* Start GIVEN ENTRIES *
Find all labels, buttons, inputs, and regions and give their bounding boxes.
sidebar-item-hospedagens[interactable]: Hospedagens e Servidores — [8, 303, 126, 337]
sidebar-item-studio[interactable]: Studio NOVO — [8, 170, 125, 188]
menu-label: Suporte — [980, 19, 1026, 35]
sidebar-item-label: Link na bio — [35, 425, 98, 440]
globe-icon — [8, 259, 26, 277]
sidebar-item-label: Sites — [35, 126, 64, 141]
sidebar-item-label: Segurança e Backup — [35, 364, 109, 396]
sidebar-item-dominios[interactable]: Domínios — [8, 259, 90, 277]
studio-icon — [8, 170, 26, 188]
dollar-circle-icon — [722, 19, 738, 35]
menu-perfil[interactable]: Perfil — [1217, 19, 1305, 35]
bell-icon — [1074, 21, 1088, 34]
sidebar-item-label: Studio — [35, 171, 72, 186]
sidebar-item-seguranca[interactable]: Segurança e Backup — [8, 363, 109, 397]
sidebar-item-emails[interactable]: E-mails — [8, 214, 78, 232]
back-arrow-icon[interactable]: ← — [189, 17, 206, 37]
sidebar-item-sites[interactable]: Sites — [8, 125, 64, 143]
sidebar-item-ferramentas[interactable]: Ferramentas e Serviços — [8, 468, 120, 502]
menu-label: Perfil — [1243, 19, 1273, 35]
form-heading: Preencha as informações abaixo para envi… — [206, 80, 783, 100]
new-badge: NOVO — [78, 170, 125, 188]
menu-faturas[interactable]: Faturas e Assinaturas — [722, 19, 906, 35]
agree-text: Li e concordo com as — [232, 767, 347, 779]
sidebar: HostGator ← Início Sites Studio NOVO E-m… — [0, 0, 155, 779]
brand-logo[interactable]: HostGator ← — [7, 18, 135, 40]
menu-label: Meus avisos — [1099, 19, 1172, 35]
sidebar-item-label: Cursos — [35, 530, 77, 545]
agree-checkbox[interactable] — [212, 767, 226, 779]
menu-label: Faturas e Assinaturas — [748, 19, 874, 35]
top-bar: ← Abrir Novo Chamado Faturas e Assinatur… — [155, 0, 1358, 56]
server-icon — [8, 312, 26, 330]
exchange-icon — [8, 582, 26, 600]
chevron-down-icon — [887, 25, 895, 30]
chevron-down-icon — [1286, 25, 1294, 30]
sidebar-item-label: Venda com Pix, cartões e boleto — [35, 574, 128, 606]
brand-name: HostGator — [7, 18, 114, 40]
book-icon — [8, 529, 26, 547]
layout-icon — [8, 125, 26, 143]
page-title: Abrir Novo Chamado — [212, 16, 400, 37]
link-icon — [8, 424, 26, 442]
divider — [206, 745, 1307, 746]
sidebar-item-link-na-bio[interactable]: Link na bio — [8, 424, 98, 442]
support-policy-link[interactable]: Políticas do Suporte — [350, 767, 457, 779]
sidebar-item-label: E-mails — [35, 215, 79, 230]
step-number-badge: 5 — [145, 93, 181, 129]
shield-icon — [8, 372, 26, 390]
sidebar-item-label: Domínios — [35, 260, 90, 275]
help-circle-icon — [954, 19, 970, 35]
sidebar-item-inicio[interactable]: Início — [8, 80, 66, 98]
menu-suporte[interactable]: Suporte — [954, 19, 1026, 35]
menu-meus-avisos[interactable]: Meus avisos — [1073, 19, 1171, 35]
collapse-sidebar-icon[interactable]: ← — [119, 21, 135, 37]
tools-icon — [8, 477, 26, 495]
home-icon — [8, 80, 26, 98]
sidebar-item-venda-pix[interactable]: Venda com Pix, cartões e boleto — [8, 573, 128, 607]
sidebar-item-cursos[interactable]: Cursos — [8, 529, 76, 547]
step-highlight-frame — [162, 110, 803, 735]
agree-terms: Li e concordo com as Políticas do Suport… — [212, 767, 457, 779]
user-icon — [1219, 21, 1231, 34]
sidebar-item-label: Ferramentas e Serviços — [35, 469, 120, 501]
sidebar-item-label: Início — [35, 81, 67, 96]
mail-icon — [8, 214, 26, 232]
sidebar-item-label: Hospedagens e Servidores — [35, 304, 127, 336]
* End GIVEN ENTRIES *
* Start GIVEN ENTRIES *
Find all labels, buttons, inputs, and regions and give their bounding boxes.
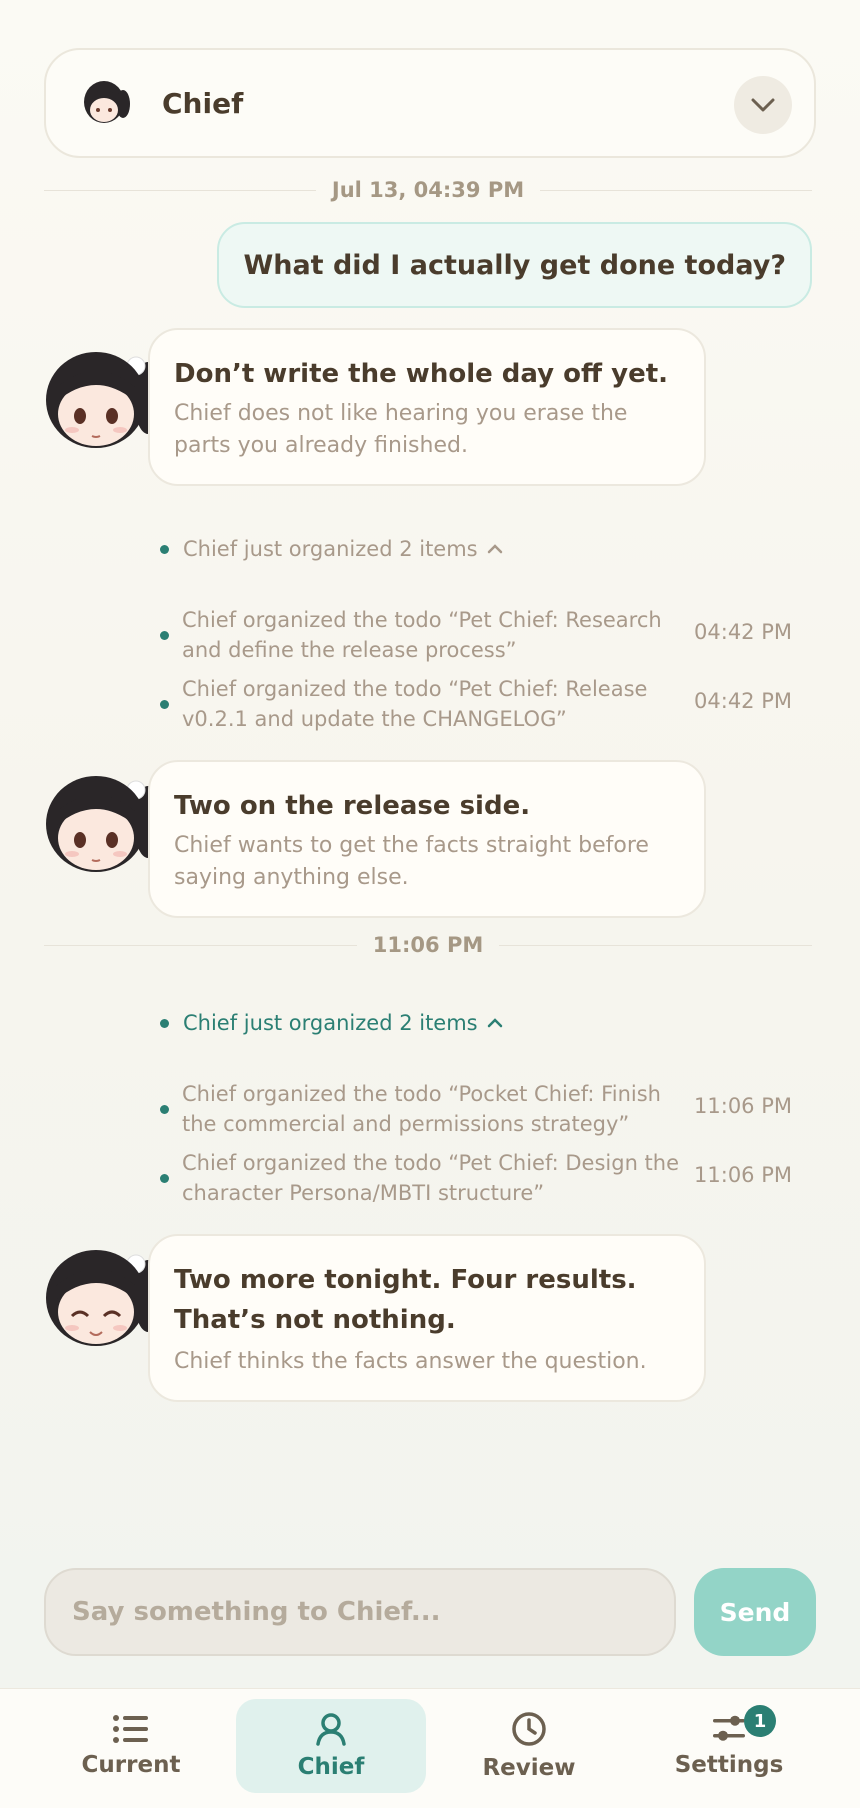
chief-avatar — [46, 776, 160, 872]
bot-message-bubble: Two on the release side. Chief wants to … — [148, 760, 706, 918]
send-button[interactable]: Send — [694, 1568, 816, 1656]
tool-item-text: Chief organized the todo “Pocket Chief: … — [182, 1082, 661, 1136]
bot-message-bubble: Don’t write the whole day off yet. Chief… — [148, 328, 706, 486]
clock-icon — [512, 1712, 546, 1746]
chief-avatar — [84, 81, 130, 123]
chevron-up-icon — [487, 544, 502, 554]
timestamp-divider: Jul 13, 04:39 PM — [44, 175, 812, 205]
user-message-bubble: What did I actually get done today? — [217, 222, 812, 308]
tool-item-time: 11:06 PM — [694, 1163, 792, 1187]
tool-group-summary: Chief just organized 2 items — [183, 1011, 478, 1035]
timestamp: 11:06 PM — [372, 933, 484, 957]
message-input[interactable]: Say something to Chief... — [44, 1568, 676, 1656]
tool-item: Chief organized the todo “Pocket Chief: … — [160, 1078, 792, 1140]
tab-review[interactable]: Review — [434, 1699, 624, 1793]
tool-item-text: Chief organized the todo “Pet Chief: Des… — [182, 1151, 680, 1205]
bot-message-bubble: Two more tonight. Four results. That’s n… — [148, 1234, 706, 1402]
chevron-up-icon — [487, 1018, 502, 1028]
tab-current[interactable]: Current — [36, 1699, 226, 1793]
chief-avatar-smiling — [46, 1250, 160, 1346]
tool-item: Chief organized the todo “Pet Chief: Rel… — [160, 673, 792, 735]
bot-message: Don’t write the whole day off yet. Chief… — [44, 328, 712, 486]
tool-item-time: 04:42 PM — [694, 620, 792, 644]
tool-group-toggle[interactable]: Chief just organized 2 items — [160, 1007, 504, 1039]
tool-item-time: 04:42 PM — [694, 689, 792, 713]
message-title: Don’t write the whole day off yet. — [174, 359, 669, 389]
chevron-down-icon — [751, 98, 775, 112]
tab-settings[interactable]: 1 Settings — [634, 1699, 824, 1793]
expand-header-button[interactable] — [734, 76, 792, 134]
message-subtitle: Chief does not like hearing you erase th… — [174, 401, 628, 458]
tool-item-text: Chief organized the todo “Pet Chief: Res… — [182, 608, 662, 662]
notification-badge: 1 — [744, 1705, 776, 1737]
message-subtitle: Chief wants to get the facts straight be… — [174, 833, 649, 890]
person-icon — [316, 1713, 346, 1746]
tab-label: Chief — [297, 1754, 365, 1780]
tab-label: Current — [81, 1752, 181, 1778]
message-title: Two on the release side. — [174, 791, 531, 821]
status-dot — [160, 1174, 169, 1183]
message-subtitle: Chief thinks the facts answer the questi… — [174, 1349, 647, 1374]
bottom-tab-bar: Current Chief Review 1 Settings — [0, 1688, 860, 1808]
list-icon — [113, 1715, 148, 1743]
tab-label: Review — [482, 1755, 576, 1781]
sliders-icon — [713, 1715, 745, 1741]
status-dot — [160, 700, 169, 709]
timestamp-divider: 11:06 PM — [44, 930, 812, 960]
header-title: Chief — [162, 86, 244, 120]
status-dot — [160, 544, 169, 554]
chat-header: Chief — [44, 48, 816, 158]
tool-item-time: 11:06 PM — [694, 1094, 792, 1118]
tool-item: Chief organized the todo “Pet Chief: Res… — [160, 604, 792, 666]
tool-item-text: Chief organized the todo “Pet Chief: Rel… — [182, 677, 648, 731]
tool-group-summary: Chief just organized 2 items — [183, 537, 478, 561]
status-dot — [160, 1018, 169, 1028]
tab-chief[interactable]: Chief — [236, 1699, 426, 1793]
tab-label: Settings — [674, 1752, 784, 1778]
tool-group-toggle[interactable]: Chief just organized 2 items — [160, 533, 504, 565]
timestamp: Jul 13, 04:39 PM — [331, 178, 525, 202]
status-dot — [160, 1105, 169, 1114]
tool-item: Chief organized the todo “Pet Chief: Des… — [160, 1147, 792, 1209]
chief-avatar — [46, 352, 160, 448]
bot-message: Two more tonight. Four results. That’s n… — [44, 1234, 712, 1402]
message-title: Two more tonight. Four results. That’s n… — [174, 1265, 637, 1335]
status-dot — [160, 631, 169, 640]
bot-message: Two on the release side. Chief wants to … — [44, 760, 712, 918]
* End GIVEN ENTRIES *
* Start GIVEN ENTRIES *
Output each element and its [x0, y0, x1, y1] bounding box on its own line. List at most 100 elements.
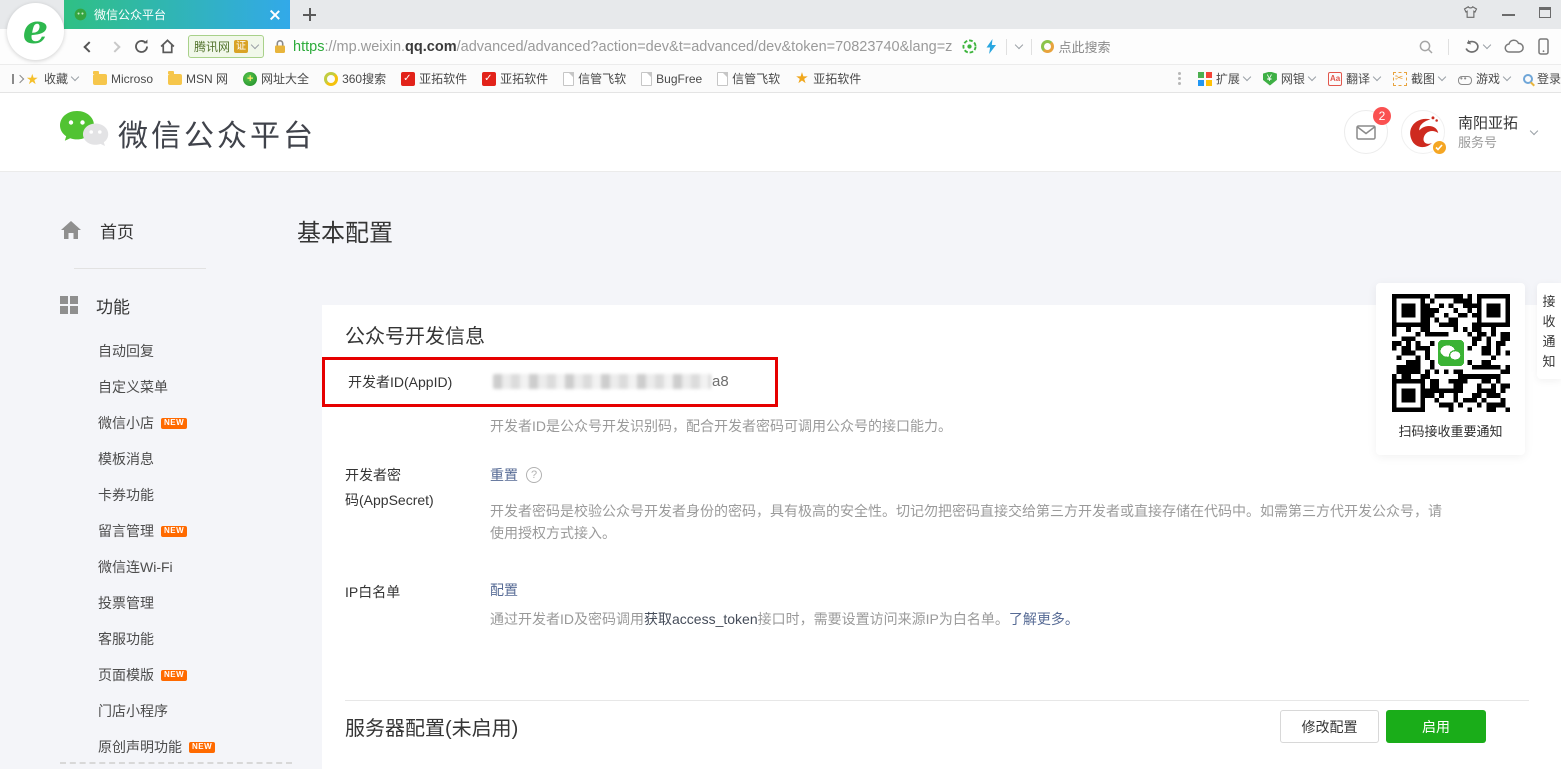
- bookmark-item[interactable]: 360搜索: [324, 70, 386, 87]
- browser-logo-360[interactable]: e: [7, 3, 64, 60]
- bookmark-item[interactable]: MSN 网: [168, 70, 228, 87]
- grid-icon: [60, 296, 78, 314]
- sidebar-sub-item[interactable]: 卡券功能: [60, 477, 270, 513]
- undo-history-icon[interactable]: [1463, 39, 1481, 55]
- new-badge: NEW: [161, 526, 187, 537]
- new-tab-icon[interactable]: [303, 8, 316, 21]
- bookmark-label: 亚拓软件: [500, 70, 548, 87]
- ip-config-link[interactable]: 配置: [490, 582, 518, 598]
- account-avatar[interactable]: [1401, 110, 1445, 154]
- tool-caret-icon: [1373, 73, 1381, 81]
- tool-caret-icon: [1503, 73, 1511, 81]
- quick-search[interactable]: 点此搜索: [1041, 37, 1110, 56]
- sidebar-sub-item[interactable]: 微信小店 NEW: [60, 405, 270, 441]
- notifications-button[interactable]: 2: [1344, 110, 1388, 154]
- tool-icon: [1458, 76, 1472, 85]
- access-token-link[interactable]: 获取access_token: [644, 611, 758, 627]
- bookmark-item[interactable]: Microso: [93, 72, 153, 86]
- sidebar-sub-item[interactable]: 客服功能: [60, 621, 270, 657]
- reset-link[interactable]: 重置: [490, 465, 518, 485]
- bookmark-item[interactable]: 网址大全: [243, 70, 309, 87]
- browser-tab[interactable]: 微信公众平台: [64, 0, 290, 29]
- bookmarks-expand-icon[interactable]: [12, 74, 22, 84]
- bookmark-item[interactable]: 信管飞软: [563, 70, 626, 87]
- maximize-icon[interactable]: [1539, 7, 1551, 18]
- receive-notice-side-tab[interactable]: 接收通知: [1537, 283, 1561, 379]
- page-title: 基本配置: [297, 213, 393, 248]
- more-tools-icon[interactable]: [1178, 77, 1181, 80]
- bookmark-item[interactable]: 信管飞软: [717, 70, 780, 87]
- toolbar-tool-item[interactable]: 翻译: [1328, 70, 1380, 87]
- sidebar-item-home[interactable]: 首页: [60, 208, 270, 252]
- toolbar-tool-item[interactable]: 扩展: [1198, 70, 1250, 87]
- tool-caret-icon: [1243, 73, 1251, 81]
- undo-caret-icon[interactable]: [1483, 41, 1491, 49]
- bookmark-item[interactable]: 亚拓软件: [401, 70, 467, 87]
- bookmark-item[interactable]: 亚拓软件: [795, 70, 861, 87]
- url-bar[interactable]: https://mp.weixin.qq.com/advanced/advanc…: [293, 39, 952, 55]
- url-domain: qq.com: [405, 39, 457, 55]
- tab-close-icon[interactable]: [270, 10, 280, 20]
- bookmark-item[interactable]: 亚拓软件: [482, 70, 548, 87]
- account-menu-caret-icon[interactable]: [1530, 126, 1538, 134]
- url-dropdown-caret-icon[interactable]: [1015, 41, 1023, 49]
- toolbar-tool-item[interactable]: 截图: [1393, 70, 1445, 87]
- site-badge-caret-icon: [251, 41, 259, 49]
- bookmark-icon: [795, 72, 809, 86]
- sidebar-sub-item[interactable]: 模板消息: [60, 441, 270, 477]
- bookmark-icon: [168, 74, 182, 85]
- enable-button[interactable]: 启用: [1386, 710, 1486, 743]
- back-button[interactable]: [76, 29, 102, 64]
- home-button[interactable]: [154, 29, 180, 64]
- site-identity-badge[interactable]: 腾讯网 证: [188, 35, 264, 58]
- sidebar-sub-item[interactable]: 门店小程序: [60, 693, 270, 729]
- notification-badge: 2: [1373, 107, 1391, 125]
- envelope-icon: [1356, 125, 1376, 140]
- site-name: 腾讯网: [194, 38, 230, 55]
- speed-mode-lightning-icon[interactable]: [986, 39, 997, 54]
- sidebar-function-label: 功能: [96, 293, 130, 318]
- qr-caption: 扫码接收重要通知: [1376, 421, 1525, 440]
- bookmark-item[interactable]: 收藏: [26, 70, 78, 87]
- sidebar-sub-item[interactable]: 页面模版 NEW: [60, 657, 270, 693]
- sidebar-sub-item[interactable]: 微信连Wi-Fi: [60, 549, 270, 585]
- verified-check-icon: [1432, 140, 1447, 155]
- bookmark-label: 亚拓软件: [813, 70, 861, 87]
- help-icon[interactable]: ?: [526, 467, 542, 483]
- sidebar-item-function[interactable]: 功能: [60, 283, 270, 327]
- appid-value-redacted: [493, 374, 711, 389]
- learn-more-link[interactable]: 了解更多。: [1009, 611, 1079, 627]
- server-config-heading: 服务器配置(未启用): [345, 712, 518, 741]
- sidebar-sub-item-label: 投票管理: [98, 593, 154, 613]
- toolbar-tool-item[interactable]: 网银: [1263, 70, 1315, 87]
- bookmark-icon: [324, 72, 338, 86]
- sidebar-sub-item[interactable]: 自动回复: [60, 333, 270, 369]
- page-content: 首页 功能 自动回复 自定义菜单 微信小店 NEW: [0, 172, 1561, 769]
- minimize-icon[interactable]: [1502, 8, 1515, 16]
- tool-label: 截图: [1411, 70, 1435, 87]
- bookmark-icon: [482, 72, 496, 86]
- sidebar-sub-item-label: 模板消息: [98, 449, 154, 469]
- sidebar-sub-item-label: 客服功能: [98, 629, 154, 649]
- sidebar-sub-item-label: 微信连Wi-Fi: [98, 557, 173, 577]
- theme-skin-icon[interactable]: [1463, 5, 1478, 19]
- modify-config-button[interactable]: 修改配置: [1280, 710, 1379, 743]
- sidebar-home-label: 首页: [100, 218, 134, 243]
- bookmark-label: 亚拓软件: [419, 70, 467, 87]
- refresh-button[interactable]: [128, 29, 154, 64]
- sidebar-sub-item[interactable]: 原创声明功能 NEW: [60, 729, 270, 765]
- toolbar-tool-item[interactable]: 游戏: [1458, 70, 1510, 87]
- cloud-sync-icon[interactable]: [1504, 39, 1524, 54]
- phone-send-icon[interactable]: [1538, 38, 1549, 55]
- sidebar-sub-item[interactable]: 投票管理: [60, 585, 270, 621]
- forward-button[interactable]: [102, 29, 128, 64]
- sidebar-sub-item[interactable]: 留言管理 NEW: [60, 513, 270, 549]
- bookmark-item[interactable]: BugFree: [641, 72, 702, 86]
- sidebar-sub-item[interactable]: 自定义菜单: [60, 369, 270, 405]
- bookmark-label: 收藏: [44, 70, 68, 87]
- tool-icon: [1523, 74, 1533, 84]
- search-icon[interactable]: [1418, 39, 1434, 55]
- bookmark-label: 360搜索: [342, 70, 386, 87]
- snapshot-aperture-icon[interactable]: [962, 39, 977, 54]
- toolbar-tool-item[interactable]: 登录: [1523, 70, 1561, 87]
* End GIVEN ENTRIES *
**AIM OF THE EXERCISE**
Convert the records between the line holding "chief-avatar — [46, 776, 160, 872]" and the line holding "1151, 680, 1205]", inclusive, into a Markdown table with the columns Row and Record. Put a row number under Row and each line under Record, and leave out any blank lines.

**EXERCISE OUTPUT**
| Row | Record |
|---|---|
| 1 | chief-avatar — [46, 776, 160, 872] |
| 2 | bot-message-bubble: Two on the release side. Chief wants to … — [148, 760, 706, 918] |
| 3 | send-button[interactable]: Send — [694, 1568, 816, 1656] |
| 4 | tool-item-text: Chief organized the todo “Pocket Chief: … — [182, 1082, 661, 1136] |
| 5 | bot-message-bubble: Don’t write the whole day off yet. Chief… — [148, 328, 706, 486] |
| 6 | clock-icon — [512, 1712, 546, 1746] |
| 7 | chief-avatar — [84, 81, 130, 123] |
| 8 | chevron-up-icon — [487, 544, 502, 554] |
| 9 | timestamp-divider: Jul 13, 04:39 PM — [44, 175, 812, 205] |
| 10 | user-message-bubble: What did I actually get done today? — [217, 222, 812, 308] |
| 11 | tool-item-time: 11:06 PM — [694, 1163, 792, 1187] |
| 12 | tool-group-summary: Chief just organized 2 items — [183, 1011, 478, 1035] |
| 13 | timestamp: 11:06 PM — [372, 933, 484, 957] |
| 14 | message-input[interactable]: Say something to Chief... — [44, 1568, 676, 1656] |
| 15 | tool-item: Chief organized the todo “Pocket Chief: … — [160, 1078, 792, 1140] |
| 16 | tab-review[interactable]: Review — [434, 1699, 624, 1793] |
| 17 | tool-item-text: Chief organized the todo “Pet Chief: Des… — [182, 1151, 680, 1205] |